→ **To be done**
Everything from the line holding "What text is on this page?" to the end of the listing below should be copied exactly, line for line, minus the pictures.
** Begin Provided records **
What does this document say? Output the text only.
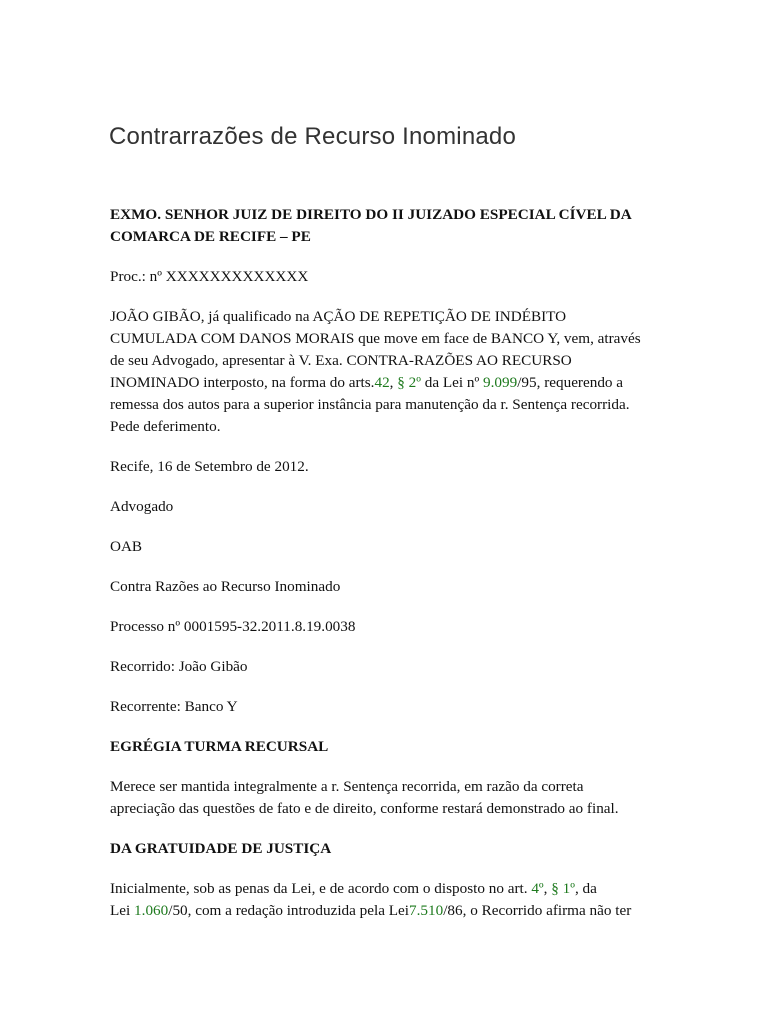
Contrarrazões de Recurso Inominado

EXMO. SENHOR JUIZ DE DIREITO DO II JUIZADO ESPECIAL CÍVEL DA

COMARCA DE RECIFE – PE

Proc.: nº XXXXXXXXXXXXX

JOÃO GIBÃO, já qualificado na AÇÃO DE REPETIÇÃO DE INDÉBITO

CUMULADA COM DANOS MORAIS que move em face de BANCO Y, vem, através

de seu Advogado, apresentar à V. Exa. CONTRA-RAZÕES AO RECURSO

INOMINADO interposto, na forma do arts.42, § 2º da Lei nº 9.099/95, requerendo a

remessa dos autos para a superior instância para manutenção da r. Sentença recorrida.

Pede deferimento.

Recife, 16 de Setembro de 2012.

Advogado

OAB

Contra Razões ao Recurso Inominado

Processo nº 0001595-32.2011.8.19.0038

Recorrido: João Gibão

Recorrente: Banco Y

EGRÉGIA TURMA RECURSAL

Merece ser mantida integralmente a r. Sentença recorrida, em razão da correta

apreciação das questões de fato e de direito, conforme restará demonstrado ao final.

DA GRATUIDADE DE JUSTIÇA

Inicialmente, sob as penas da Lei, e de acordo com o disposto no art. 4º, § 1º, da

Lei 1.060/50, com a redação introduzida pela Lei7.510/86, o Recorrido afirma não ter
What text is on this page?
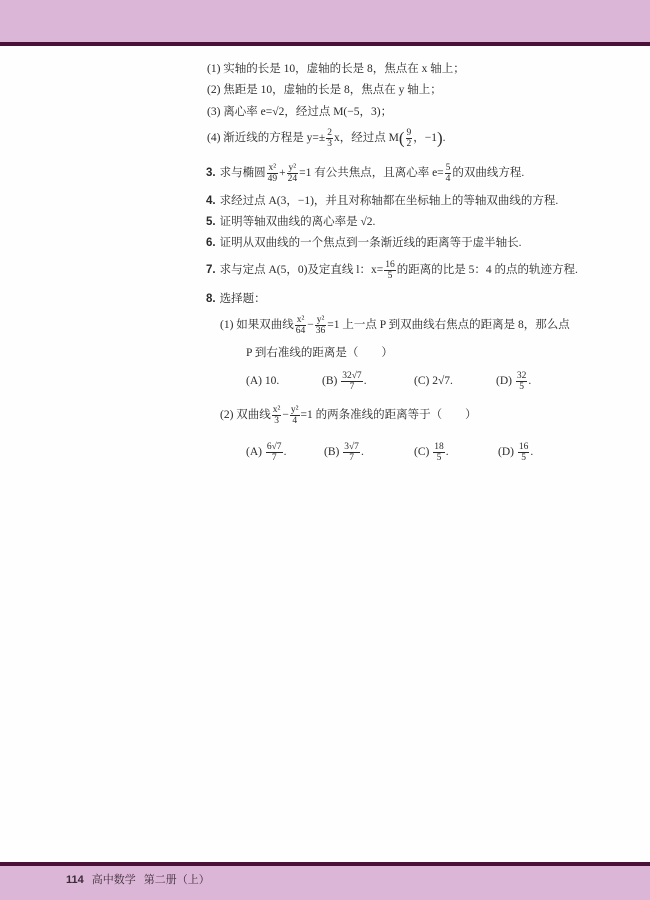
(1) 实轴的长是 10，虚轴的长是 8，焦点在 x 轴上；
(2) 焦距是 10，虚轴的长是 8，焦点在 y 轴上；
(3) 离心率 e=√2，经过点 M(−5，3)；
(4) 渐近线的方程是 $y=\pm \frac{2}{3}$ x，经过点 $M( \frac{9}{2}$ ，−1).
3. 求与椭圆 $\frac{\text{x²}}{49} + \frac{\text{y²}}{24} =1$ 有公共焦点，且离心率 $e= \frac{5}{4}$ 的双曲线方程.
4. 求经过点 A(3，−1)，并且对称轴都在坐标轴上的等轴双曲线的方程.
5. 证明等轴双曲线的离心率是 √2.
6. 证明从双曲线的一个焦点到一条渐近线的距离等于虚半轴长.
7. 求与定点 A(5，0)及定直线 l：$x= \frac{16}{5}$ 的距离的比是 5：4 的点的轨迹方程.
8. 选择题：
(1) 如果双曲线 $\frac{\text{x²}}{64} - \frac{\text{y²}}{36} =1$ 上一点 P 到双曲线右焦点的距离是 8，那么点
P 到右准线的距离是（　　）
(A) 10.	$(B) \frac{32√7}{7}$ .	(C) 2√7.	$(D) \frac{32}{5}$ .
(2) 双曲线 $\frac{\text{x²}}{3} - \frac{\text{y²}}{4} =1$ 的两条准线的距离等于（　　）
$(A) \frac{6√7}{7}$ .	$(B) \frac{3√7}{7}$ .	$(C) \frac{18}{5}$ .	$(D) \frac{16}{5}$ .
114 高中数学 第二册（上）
** End Provided records **
→ **Solution to the exercise**
What text is on this page?
(1) 实轴的长是 10，虚轴的长是 8，焦点在 x 轴上；
(2) 焦距是 10，虚轴的长是 8，焦点在 y 轴上；
(3) 离心率 e=√2，经过点 M(−5，3)；
(4) 渐近线的方程是 $y=\pm \frac{2}{3}$ x，经过点 $M( \frac{9}{2}$ ，−1).
3. 求与椭圆 $\frac{\text{x²}}{49} + \frac{\text{y²}}{24} =1$ 有公共焦点，且离心率 $e= \frac{5}{4}$ 的双曲线方程.
4. 求经过点 A(3，−1)，并且对称轴都在坐标轴上的等轴双曲线的方程.
5. 证明等轴双曲线的离心率是 √2.
6. 证明从双曲线的一个焦点到一条渐近线的距离等于虚半轴长.
7. 求与定点 A(5，0)及定直线 l：$x= \frac{16}{5}$ 的距离的比是 5：4 的点的轨迹方程.
8. 选择题：
(1) 如果双曲线 $\frac{\text{x²}}{64} - \frac{\text{y²}}{36} =1$ 上一点 P 到双曲线右焦点的距离是 8，那么点
P 到右准线的距离是（　　）
(A) 10.	$(B) \frac{32√7}{7}$ .	(C) 2√7.	$(D) \frac{32}{5}$ .
(2) 双曲线 $\frac{\text{x²}}{3} - \frac{\text{y²}}{4} =1$ 的两条准线的距离等于（　　）
$(A) \frac{6√7}{7}$ .	$(B) \frac{3√7}{7}$ .	$(C) \frac{18}{5}$ .	$(D) \frac{16}{5}$ .
114 高中数学 第二册（上）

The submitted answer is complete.